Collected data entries
[start]
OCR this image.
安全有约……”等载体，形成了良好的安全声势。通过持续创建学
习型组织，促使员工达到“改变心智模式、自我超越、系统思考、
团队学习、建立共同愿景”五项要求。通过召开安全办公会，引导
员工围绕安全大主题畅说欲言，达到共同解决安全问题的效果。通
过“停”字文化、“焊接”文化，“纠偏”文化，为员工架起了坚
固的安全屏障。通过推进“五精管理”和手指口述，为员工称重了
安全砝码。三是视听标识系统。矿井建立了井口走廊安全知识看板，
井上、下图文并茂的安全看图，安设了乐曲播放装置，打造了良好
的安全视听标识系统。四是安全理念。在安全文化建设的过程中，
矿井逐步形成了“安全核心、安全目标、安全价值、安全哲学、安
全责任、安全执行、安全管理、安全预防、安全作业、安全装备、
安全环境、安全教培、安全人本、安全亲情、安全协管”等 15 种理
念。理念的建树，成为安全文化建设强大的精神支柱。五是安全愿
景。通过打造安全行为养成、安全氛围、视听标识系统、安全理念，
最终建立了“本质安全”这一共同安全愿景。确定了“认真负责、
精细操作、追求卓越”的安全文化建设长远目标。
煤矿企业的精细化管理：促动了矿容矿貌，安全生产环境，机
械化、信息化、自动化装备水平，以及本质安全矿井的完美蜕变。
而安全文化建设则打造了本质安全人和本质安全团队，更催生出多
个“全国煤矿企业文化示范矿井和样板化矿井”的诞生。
[end]
[start]
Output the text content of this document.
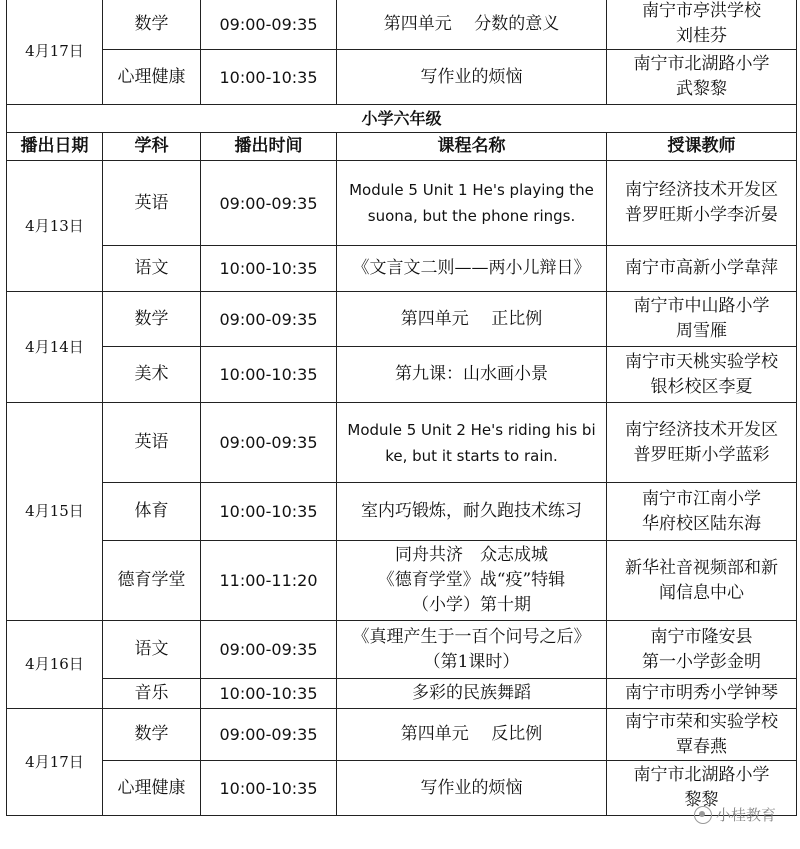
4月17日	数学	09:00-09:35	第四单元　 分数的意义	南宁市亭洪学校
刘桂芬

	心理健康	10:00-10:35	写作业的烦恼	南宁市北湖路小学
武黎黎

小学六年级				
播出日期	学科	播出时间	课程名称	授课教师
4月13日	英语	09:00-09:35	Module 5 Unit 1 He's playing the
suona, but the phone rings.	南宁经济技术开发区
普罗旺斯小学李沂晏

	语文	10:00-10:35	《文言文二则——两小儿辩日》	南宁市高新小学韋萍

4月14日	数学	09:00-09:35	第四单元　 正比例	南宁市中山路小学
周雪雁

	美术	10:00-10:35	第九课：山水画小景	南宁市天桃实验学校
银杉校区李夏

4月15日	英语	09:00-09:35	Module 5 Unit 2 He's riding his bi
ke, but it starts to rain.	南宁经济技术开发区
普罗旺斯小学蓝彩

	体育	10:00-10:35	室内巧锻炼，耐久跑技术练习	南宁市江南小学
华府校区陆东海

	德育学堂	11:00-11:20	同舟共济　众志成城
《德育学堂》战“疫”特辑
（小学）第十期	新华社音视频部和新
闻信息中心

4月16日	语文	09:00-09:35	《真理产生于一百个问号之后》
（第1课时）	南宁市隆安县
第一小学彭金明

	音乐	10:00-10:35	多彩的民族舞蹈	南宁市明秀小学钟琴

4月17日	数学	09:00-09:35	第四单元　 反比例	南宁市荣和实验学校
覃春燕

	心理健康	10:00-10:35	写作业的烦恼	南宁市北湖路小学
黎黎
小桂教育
[end]
§ **EXERCISE GOAL**:
Copy every line above that holds the word "第四单元".

§ **ANSWER IN FULL**:
4月17日	数学	09:00-09:35	第四单元　 分数的意义	南宁市亭洪学校
4月14日	数学	09:00-09:35	第四单元　 正比例	南宁市中山路小学
4月17日	数学	09:00-09:35	第四单元　 反比例	南宁市荣和实验学校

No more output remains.